Items listed in a dataset
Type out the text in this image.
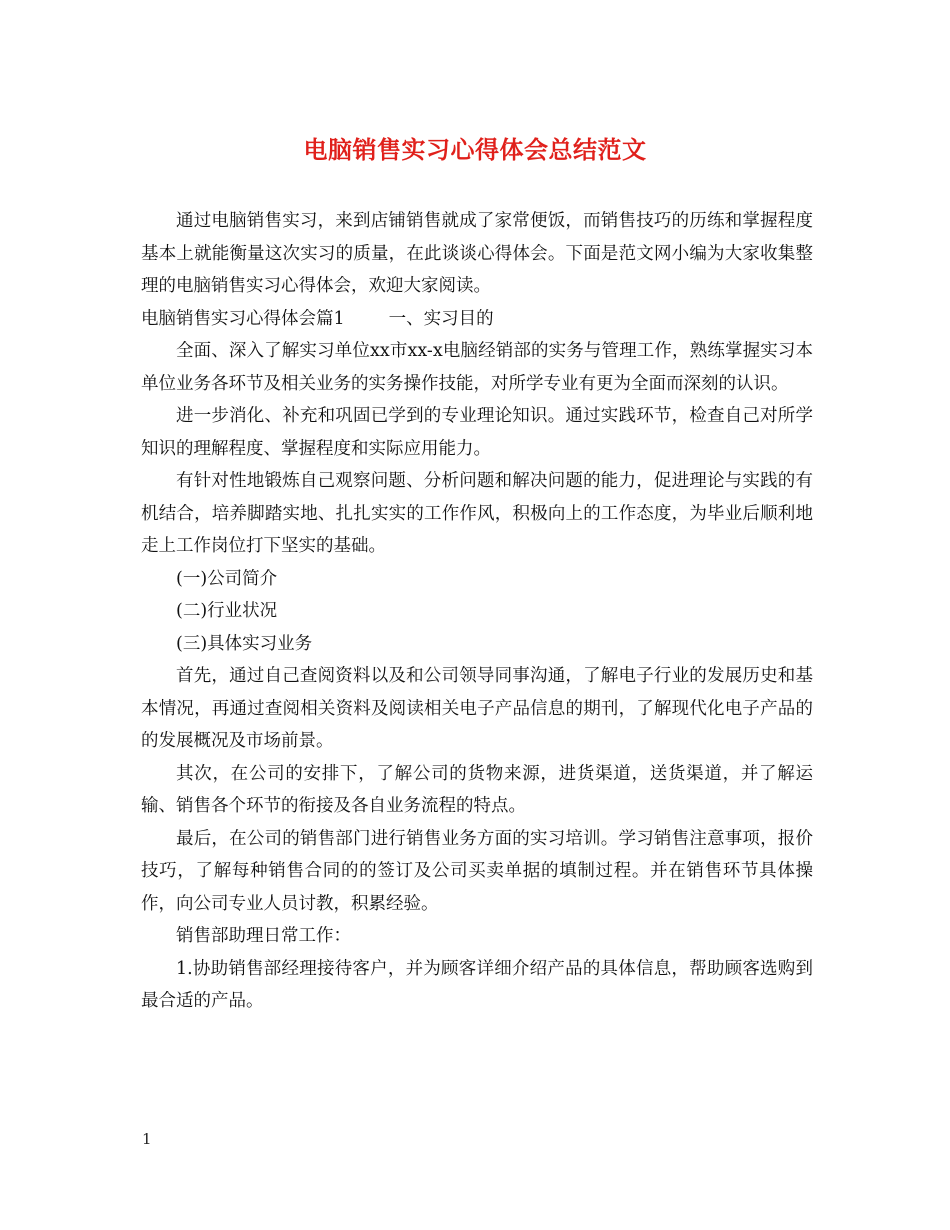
电脑销售实习心得体会总结范文

通过电脑销售实习，来到店铺销售就成了家常便饭，而销售技巧的历练和掌握程度基本上就能衡量这次实习的质量，在此谈谈心得体会。下面是范文网小编为大家收集整理的电脑销售实习心得体会，欢迎大家阅读。

电脑销售实习心得体会篇1	一、实习目的

全面、深入了解实习单位xx市xx-x电脑经销部的实务与管理工作，熟练掌握实习本单位业务各环节及相关业务的实务操作技能，对所学专业有更为全面而深刻的认识。

进一步消化、补充和巩固已学到的专业理论知识。通过实践环节，检查自己对所学知识的理解程度、掌握程度和实际应用能力。

有针对性地锻炼自己观察问题、分析问题和解决问题的能力，促进理论与实践的有机结合，培养脚踏实地、扎扎实实的工作作风，积极向上的工作态度，为毕业后顺利地走上工作岗位打下坚实的基础。

(一)公司简介

(二)行业状况

(三)具体实习业务

首先，通过自己查阅资料以及和公司领导同事沟通，了解电子行业的发展历史和基本情况，再通过查阅相关资料及阅读相关电子产品信息的期刊，了解现代化电子产品的的发展概况及市场前景。

其次，在公司的安排下，了解公司的货物来源，进货渠道，送货渠道，并了解运输、销售各个环节的衔接及各自业务流程的特点。

最后，在公司的销售部门进行销售业务方面的实习培训。学习销售注意事项，报价技巧，了解每种销售合同的的签订及公司买卖单据的填制过程。并在销售环节具体操作，向公司专业人员讨教，积累经验。

销售部助理日常工作：

1.协助销售部经理接待客户，并为顾客详细介绍产品的具体信息，帮助顾客选购到最合适的产品。

1
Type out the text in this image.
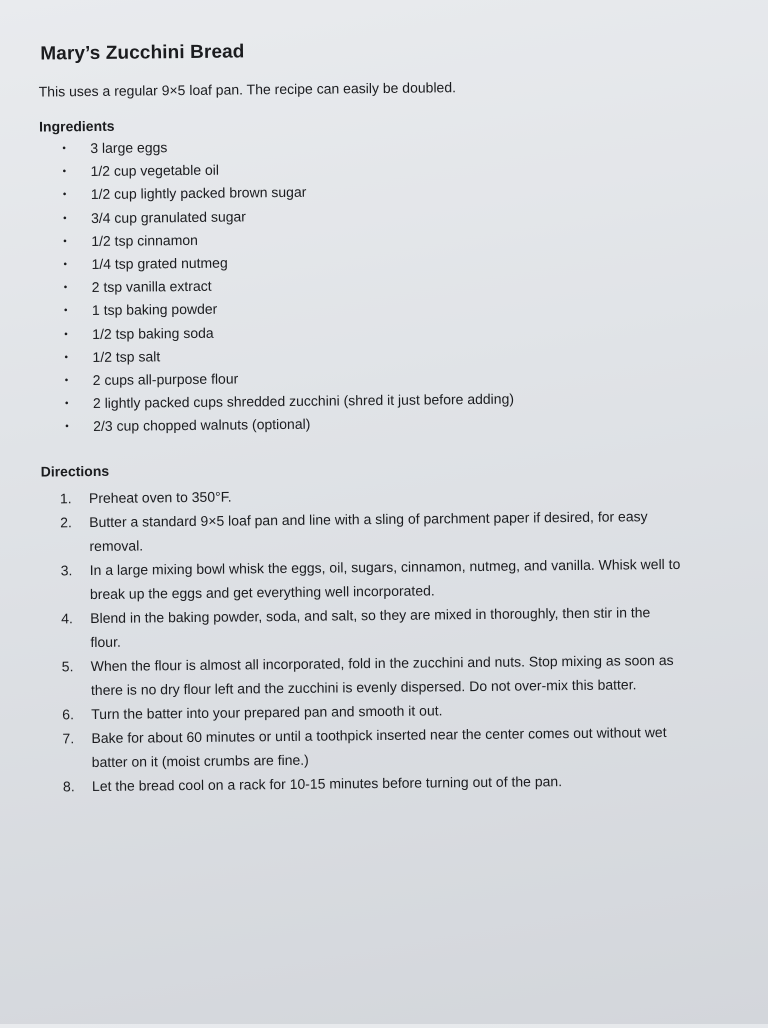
Mary’s Zucchini Bread
This uses a regular 9×5 loaf pan. The recipe can easily be doubled.
Ingredients
•	3 large eggs
•	1/2 cup vegetable oil
•	1/2 cup lightly packed brown sugar
•	3/4 cup granulated sugar
•	1/2 tsp cinnamon
•	1/4 tsp grated nutmeg
•	2 tsp vanilla extract
•	1 tsp baking powder
•	1/2 tsp baking soda
•	1/2 tsp salt
•	2 cups all-purpose flour
•	2 lightly packed cups shredded zucchini (shred it just before adding)
•	2/3 cup chopped walnuts (optional)
Directions
1.	Preheat oven to 350°F.
2.	Butter a standard 9×5 loaf pan and line with a sling of parchment paper if desired, for easy removal.
3.	In a large mixing bowl whisk the eggs, oil, sugars, cinnamon, nutmeg, and vanilla. Whisk well to break up the eggs and get everything well incorporated.
4.	Blend in the baking powder, soda, and salt, so they are mixed in thoroughly, then stir in the flour.
5.	When the flour is almost all incorporated, fold in the zucchini and nuts. Stop mixing as soon as there is no dry flour left and the zucchini is evenly dispersed. Do not over-mix this batter.
6.	Turn the batter into your prepared pan and smooth it out.
7.	Bake for about 60 minutes or until a toothpick inserted near the center comes out without wet batter on it (moist crumbs are fine.)
8.	Let the bread cool on a rack for 10-15 minutes before turning out of the pan.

* WHAT IS REQUIRED *
Look through the material above. Copy each line where the word "flour" appears.

* FULL RESPONSE *
•	2 cups all-purpose flour
4.	Blend in the baking powder, soda, and salt, so they are mixed in thoroughly, then stir in the flour.
5.	When the flour is almost all incorporated, fold in the zucchini and nuts. Stop mixing as soon as there is no dry flour left and the zucchini is evenly dispersed. Do not over-mix this batter.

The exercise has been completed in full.